§ PROBLEM DETAILS: Make an exact copy of all the records.

(Dataset items)
····················

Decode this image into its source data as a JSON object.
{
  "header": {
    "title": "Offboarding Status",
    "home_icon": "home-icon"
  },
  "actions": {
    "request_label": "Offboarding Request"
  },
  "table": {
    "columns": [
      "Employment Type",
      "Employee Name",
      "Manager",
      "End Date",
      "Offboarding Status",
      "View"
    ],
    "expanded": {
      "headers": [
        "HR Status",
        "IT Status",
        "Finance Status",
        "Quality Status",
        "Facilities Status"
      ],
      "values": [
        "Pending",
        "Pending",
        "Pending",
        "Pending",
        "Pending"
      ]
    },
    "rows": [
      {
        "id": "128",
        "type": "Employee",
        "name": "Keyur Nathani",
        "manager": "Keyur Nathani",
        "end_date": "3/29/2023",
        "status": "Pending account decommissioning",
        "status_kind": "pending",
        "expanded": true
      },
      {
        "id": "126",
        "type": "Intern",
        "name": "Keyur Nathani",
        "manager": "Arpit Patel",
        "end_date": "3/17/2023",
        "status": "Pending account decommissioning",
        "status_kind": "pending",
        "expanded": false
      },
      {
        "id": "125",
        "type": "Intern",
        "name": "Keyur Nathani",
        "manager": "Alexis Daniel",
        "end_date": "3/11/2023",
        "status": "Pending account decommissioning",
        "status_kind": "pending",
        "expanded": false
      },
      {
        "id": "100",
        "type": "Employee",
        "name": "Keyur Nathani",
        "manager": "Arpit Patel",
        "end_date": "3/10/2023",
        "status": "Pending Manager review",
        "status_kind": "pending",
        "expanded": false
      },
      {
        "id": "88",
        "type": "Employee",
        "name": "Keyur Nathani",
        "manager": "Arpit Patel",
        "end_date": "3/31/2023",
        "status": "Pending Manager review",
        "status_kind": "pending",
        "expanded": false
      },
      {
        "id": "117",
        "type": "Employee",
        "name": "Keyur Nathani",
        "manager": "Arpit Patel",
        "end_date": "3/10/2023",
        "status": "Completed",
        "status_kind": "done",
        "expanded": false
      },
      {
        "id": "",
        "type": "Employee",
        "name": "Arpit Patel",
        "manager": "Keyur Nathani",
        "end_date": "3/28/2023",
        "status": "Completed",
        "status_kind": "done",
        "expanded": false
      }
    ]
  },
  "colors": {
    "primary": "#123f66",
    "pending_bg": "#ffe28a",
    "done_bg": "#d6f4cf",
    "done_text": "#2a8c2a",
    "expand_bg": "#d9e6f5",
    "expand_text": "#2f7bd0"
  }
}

····················

§ TASK SOLUTION:
Decode this image into its source data as a JSON object.
{
  "header": {
    "title": "Offboarding Status",
    "home_icon": "home-icon"
  },
  "actions": {
    "request_label": "Offboarding Request"
  },
  "table": {
    "columns": [
      "Employment Type",
      "Employee Name",
      "Manager",
      "End Date",
      "Offboarding Status",
      "View"
    ],
    "expanded": {
      "headers": [
        "HR Status",
        "IT Status",
        "Finance Status",
        "Quality Status",
        "Facilities Status"
      ],
      "values": [
        "Pending",
        "Pending",
        "Pending",
        "Pending",
        "Pending"
      ]
    },
    "rows": [
      {
        "id": "128",
        "type": "Employee",
        "name": "Keyur Nathani",
        "manager": "Keyur Nathani",
        "end_date": "3/29/2023",
        "status": "Pending account decommissioning",
        "status_kind": "pending",
        "expanded": true
      },
      {
        "id": "126",
        "type": "Intern",
        "name": "Keyur Nathani",
        "manager": "Arpit Patel",
        "end_date": "3/17/2023",
        "status": "Pending account decommissioning",
        "status_kind": "pending",
        "expanded": false
      },
      {
        "id": "125",
        "type": "Intern",
        "name": "Keyur Nathani",
        "manager": "Alexis Daniel",
        "end_date": "3/11/2023",
        "status": "Pending account decommissioning",
        "status_kind": "pending",
        "expanded": false
      },
      {
        "id": "100",
        "type": "Employee",
        "name": "Keyur Nathani",
        "manager": "Arpit Patel",
        "end_date": "3/10/2023",
        "status": "Pending Manager review",
        "status_kind": "pending",
        "expanded": false
      },
      {
        "id": "88",
        "type": "Employee",
        "name": "Keyur Nathani",
        "manager": "Arpit Patel",
        "end_date": "3/31/2023",
        "status": "Pending Manager review",
        "status_kind": "pending",
        "expanded": false
      },
      {
        "id": "117",
        "type": "Employee",
        "name": "Keyur Nathani",
        "manager": "Arpit Patel",
        "end_date": "3/10/2023",
        "status": "Completed",
        "status_kind": "done",
        "expanded": false
      },
      {
        "id": "",
        "type": "Employee",
        "name": "Arpit Patel",
        "manager": "Keyur Nathani",
        "end_date": "3/28/2023",
        "status": "Completed",
        "status_kind": "done",
        "expanded": false
      }
    ]
  },
  "colors": {
    "primary": "#123f66",
    "pending_bg": "#ffe28a",
    "done_bg": "#d6f4cf",
    "done_text": "#2a8c2a",
    "expand_bg": "#d9e6f5",
    "expand_text": "#2f7bd0"
  }
}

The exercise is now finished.